[begin SUPPLIED DATA]

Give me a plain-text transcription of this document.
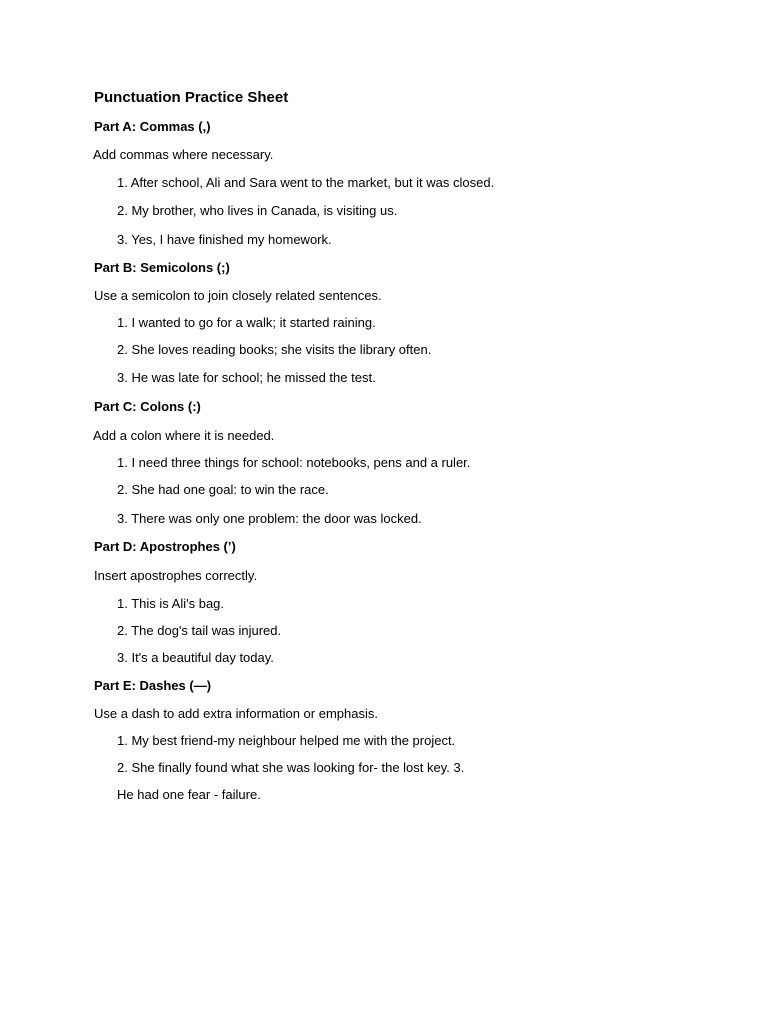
Punctuation Practice Sheet
Part A: Commas (,)
Add commas where necessary.
1. After school, Ali and Sara went to the market, but it was closed.
2. My brother, who lives in Canada, is visiting us.
3. Yes, I have finished my homework.
Part B: Semicolons (;)
Use a semicolon to join closely related sentences.
1. I wanted to go for a walk; it started raining.
2. She loves reading books; she visits the library often.
3. He was late for school; he missed the test.
Part C: Colons (:)
Add a colon where it is needed.
1. I need three things for school: notebooks, pens and a ruler.
2. She had one goal: to win the race.
3. There was only one problem: the door was locked.
Part D: Apostrophes (’)
Insert apostrophes correctly.
1. This is Ali's bag.
2. The dog's tail was injured.
3. It's a beautiful day today.
Part E: Dashes (—)
Use a dash to add extra information or emphasis.
1. My best friend-my neighbour helped me with the project.
2. She finally found what she was looking for- the lost key. 3.
He had one fear - failure.
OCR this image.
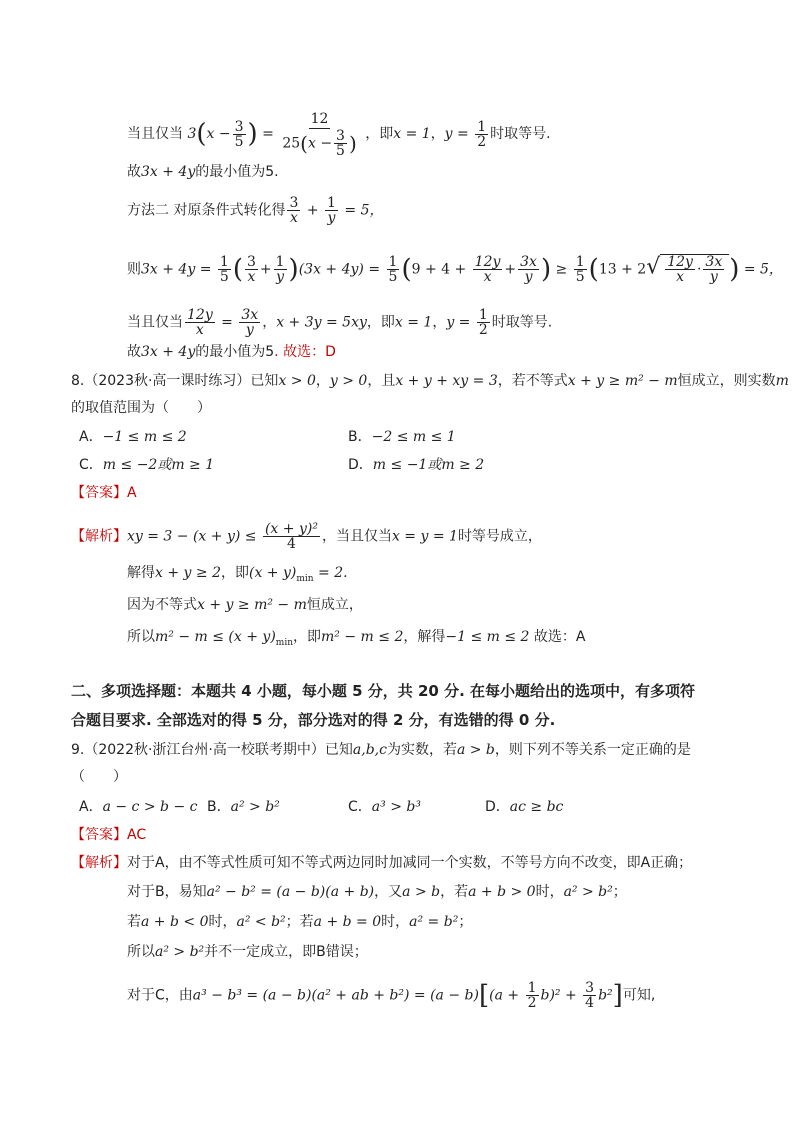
当且仅当 $3(x - \frac{3}{5}$ ) = $\frac{12}{25(x - \frac{3}{5} )}$ ，即x = 1，$y = \frac{1}{2}$ 时取等号.
故3x + 4y的最小值为5.
方法二 对原条件式转化得 $\frac{3}{x} + \frac{1}{y} = 5$，
则$3x + 4y = \frac{1}{5}$ ( $\frac{3}{x} + \frac{1}{y} )(3x + 4y) = \frac{1}{5} (9 + 4 + \frac{12y}{x} + \frac{3x}{y}$ ) ≥ $\frac{1}{5} (13 + 2√ \frac{12y}{x} \cdot \frac{3x}{y}$ ) = 5，
当且仅当 $\frac{12y}{x} = \frac{3x}{y}$ ，x + 3y = 5xy，即x = 1，$y = \frac{1}{2}$ 时取等号.
故3x + 4y的最小值为5. 故选：D
8.（2023秋·高一课时练习）已知x > 0，y > 0，且x + y + xy = 3，若不等式x + y ≥ m² − m恒成立，则实数m
的取值范围为（　　）
A．−1 ≤ m ≤ 2	B．−2 ≤ m ≤ 1
C．m ≤ −2或m ≥ 1	D．m ≤ −1或m ≥ 2
【答案】A
【解析】xy = $3 - (x + y) \le \frac{\text{(x + y)²}}{4}$ ，当且仅当x = y = 1时等号成立，
解得x + y ≥ 2，即$(x + y)_{min} = 2$.
因为不等式x + y ≥ m² − m恒成立，
所以$m^2 - m \le (x + y)_{min}$，即m² − m ≤ 2，解得−1 ≤ m ≤ 2 故选：A
二、多项选择题：本题共 4 小题，每小题 5 分，共 20 分. 在每小题给出的选项中，有多项符
合题目要求. 全部选对的得 5 分，部分选对的得 2 分，有选错的得 0 分.
9.（2022秋·浙江台州·高一校联考期中）已知a,b,c为实数，若a > b，则下列不等关系一定正确的是
（　　）
A．a − c > b − c B．a² > b²	C．a³ > b³	D．ac ≥ bc
【答案】AC
【解析】对于A，由不等式性质可知不等式两边同时加减同一个实数，不等号方向不改变，即A正确；
对于B，易知a² − b² = (a − b)(a + b)，又a > b，若a + b > 0时，a² > b²；
若a + b < 0时，a² < b²；若a + b = 0时，a² = b²；
所以a² > b²并不一定成立，即B错误；
对于C，由a³ − b³ = (a − b)(a² + ab + $b^2) = (a - b)[(a + \frac{1}{2} b)^2 + \frac{3}{4} b^2]$可知,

[end SUPPLIED DATA]

**GOAL**
Search the listing for the string "text". Copy each line where it turns up.

**ANSWER**
Give me a plain-text transcription of this document.
【解析】xy = $3 - (x + y) \le \frac{\text{(x + y)²}}{4}$ ，当且仅当x = y = 1时等号成立，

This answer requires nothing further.